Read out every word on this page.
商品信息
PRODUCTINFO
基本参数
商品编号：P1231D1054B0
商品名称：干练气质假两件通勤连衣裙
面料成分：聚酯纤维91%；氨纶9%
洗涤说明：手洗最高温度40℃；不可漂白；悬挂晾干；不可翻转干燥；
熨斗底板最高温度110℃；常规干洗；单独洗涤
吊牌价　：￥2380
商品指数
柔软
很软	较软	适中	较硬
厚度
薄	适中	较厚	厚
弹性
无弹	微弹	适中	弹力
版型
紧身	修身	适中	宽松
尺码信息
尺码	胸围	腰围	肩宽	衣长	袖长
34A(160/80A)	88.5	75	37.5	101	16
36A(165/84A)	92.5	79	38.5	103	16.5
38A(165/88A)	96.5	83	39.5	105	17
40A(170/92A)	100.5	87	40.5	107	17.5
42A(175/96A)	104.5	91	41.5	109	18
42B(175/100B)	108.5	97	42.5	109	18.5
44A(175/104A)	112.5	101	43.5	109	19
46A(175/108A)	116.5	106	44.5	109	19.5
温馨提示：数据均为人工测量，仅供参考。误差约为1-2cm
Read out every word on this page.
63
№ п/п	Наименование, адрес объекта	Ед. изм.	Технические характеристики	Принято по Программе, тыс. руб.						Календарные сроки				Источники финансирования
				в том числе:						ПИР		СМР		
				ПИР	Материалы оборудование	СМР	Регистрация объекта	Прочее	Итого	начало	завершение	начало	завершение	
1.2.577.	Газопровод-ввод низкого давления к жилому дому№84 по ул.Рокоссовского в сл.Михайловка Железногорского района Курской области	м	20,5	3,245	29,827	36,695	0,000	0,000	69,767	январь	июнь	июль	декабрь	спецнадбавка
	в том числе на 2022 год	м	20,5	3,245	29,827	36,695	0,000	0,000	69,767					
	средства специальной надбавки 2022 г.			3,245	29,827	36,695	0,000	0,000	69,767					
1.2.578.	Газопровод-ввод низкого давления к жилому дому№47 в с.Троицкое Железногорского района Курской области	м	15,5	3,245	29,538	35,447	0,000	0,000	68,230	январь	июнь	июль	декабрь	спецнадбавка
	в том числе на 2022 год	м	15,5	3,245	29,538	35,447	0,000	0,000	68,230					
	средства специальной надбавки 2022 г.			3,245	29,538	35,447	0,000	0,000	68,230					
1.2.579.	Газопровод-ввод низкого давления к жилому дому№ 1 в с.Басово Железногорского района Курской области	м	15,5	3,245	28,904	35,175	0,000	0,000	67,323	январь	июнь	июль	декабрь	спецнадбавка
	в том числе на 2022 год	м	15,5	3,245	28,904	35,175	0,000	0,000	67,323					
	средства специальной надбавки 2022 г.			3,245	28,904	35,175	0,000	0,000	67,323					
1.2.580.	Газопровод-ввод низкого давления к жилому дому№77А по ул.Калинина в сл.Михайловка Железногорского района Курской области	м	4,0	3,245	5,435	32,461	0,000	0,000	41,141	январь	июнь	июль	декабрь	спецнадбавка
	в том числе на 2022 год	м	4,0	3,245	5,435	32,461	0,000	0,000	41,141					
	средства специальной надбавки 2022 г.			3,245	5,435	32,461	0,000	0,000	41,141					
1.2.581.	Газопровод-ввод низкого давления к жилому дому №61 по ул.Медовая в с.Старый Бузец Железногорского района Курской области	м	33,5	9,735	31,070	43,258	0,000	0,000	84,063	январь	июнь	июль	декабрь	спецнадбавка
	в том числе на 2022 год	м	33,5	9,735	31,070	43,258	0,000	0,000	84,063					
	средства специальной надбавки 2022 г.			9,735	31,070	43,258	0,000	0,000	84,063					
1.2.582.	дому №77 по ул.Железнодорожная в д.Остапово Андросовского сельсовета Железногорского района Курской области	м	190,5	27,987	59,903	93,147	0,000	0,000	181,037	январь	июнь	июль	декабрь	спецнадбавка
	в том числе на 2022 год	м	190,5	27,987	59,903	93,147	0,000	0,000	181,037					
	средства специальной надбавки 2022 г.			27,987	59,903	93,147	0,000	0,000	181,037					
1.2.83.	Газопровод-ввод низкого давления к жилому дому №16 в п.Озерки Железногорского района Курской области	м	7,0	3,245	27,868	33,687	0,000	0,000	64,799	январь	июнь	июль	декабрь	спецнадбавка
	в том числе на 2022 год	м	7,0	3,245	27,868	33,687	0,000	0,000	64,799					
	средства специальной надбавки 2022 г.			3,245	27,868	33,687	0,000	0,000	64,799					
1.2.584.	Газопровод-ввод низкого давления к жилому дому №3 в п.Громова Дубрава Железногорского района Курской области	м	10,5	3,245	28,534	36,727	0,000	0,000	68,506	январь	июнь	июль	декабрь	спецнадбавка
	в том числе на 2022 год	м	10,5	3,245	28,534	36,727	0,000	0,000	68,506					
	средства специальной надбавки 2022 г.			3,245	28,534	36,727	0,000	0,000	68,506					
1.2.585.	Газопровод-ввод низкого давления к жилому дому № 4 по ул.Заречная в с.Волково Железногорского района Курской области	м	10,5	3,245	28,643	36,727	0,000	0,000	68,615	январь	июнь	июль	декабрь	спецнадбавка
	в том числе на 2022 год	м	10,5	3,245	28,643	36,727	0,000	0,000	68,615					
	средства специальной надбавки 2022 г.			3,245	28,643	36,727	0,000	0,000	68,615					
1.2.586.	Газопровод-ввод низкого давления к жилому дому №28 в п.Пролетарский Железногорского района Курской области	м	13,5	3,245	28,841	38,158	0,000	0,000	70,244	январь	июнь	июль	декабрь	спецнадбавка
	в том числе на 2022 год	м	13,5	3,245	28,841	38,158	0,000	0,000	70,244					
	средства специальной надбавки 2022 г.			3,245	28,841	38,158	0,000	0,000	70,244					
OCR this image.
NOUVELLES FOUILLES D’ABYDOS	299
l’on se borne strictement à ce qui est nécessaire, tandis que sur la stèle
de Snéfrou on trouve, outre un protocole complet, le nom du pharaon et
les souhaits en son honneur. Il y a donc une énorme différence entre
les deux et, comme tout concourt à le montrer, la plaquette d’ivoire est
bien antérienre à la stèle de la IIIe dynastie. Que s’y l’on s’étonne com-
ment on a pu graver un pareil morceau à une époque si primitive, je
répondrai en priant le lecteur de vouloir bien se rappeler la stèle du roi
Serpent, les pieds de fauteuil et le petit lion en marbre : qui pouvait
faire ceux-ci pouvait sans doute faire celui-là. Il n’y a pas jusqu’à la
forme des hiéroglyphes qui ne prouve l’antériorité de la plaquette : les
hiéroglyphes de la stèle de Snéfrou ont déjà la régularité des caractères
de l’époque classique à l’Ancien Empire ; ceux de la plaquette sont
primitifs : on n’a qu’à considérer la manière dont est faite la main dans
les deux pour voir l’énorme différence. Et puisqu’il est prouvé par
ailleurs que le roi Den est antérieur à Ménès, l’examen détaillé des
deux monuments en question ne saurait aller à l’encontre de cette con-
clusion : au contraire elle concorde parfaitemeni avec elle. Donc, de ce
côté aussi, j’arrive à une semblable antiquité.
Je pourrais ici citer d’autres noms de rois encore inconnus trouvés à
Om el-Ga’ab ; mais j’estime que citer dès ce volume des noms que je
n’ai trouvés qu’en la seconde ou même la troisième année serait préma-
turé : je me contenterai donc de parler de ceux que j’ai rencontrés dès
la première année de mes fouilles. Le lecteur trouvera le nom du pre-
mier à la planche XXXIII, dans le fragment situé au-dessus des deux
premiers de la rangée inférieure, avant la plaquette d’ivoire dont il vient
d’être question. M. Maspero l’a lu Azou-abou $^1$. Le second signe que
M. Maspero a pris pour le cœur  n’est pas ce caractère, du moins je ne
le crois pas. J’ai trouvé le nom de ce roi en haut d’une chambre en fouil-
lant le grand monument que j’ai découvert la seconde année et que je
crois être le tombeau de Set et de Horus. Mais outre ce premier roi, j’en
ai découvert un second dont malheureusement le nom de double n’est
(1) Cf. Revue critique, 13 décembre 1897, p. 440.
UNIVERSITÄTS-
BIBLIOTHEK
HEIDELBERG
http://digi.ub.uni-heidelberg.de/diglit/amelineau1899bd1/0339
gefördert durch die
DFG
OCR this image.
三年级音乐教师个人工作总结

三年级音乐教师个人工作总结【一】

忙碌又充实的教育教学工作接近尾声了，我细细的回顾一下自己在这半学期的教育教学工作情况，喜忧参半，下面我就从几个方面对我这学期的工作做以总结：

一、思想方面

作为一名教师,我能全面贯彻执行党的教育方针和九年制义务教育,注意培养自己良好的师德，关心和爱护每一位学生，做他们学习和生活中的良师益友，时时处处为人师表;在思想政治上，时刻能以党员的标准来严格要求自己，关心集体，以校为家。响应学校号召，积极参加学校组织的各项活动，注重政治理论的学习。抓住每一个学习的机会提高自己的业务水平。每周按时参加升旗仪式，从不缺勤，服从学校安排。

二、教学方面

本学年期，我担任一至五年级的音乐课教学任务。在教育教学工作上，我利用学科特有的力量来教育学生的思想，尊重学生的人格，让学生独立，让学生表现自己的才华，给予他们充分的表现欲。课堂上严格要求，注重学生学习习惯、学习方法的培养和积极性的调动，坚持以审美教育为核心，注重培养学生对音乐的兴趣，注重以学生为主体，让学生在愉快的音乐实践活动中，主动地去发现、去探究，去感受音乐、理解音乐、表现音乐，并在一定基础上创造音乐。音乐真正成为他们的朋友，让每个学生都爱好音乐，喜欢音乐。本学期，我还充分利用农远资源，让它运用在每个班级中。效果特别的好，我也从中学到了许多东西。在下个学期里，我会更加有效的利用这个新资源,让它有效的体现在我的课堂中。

··········

» **Given exercise**: Only the count is wanted: report how many lines of the material above hold the word "pouvait".

» **Finished exercise**: 2